**Given exercise**
Write out all lines holding the word "that".

--------------------------------

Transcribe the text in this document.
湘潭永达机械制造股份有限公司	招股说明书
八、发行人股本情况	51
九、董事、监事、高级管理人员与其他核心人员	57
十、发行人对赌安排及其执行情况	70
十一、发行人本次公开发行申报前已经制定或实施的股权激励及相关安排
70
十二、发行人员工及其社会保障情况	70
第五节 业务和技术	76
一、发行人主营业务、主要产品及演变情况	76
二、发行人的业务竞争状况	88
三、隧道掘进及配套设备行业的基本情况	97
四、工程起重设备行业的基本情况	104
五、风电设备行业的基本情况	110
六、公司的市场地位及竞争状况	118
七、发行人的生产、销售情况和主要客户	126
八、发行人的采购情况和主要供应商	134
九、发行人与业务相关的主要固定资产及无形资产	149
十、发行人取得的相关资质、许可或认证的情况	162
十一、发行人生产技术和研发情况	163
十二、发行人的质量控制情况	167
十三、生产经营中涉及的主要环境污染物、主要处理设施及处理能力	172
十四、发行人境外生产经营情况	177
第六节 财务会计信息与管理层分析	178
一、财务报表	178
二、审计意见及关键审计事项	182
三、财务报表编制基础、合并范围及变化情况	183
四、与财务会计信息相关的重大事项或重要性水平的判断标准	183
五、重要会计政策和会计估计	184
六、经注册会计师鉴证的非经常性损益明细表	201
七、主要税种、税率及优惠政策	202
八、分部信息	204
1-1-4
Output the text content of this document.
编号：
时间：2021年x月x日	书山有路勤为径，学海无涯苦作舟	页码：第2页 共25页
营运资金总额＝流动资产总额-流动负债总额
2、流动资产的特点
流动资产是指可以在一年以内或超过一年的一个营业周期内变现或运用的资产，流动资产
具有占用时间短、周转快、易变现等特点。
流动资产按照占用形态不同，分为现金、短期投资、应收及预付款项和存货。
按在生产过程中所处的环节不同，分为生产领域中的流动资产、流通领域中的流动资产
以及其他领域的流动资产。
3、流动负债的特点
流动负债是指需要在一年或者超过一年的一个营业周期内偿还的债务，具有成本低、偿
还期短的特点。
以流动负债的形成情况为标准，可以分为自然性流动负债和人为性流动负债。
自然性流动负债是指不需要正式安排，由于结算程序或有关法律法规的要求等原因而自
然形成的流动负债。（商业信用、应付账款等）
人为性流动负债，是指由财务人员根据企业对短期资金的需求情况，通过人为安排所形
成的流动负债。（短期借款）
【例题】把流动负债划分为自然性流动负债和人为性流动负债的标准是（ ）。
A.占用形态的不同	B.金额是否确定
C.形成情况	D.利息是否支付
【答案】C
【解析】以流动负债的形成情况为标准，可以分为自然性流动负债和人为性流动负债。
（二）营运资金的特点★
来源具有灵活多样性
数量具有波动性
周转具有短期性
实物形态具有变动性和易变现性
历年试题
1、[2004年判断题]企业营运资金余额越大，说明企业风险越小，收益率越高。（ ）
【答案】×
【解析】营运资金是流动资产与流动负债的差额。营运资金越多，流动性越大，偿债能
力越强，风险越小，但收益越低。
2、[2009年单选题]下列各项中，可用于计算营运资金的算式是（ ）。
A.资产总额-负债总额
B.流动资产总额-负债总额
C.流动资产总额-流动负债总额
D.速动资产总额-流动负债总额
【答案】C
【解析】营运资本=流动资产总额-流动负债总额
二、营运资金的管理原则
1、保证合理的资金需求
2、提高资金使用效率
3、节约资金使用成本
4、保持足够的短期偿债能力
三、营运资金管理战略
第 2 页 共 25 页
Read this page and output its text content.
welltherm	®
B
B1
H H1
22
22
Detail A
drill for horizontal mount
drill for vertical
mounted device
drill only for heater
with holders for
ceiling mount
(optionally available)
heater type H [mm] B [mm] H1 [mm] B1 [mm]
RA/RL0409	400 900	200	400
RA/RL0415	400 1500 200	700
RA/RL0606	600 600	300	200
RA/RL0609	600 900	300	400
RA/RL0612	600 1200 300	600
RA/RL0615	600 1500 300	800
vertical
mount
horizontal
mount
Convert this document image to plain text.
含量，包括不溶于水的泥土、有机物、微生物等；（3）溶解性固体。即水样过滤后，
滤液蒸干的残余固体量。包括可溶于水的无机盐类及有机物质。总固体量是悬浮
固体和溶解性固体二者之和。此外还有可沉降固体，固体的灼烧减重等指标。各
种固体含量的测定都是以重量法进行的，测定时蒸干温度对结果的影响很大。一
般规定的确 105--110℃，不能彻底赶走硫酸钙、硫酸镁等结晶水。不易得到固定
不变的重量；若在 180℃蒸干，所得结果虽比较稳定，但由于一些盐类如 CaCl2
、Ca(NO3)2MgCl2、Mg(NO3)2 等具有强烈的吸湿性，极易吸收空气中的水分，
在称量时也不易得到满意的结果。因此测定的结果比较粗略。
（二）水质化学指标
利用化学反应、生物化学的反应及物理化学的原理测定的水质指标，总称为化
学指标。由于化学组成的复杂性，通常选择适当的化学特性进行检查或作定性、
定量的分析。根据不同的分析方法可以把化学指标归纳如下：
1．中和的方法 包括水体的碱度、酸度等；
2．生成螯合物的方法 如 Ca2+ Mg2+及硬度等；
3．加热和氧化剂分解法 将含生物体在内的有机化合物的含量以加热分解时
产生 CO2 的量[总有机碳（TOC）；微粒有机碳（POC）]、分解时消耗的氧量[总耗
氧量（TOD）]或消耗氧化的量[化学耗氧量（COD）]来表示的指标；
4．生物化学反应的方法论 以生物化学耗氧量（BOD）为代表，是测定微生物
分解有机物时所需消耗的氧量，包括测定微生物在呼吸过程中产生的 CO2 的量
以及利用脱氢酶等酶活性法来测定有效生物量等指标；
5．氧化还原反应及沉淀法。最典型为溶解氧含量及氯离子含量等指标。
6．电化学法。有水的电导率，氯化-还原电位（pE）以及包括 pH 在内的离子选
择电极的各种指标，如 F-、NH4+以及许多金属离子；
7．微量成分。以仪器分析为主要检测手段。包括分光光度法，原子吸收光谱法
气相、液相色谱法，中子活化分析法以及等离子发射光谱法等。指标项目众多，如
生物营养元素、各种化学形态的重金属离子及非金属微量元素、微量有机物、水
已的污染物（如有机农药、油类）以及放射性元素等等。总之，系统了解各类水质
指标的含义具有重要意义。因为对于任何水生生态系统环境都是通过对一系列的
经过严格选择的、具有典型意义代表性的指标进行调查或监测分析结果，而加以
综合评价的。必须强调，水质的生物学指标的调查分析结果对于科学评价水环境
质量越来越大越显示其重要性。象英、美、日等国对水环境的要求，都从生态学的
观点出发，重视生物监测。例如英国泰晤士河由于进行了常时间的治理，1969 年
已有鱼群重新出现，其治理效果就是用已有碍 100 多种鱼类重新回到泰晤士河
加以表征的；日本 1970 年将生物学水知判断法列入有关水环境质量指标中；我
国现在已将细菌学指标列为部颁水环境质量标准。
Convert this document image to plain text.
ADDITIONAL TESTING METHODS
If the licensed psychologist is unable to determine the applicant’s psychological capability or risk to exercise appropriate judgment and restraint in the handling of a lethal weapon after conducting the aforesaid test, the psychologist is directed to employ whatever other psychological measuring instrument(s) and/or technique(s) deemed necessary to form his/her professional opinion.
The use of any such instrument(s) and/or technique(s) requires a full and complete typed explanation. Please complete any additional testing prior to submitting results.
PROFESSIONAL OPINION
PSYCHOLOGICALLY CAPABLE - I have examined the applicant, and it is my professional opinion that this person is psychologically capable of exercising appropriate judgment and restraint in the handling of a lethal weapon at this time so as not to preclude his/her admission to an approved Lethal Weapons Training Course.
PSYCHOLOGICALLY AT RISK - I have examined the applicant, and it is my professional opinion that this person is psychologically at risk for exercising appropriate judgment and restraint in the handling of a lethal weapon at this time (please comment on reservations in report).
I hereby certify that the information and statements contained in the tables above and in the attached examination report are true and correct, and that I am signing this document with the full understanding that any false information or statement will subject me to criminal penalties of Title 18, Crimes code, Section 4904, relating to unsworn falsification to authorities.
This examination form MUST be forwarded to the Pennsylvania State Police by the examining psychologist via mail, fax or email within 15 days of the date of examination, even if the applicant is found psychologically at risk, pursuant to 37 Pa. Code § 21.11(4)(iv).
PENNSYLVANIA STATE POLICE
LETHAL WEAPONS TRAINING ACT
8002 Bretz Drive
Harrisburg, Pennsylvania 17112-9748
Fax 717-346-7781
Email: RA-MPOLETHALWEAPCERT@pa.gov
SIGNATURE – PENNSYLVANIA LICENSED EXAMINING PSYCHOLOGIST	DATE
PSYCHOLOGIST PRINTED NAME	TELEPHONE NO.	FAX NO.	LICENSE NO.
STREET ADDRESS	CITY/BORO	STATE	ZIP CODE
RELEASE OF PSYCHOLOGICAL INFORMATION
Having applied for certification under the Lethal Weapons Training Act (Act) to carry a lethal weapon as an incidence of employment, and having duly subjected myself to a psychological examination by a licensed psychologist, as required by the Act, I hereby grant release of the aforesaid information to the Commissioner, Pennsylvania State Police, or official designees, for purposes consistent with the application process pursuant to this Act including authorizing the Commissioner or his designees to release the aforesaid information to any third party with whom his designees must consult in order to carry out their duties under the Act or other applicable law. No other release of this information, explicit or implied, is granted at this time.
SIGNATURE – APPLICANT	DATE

--------------------------------

**Solution to the problem**
PSYCHOLOGICALLY CAPABLE - I have examined the applicant, and it is my professional opinion that this person is psychologically capable of exercising appropriate judgment and restraint in the handling of a lethal weapon at this time so as not to preclude his/her admission to an approved Lethal Weapons Training Course.
PSYCHOLOGICALLY AT RISK - I have examined the applicant, and it is my professional opinion that this person is psychologically at risk for exercising appropriate judgment and restraint in the handling of a lethal weapon at this time (please comment on reservations in report).
I hereby certify that the information and statements contained in the tables above and in the attached examination report are true and correct, and that I am signing this document with the full understanding that any false information or statement will subject me to criminal penalties of Title 18, Crimes code, Section 4904, relating to unsworn falsification to authorities.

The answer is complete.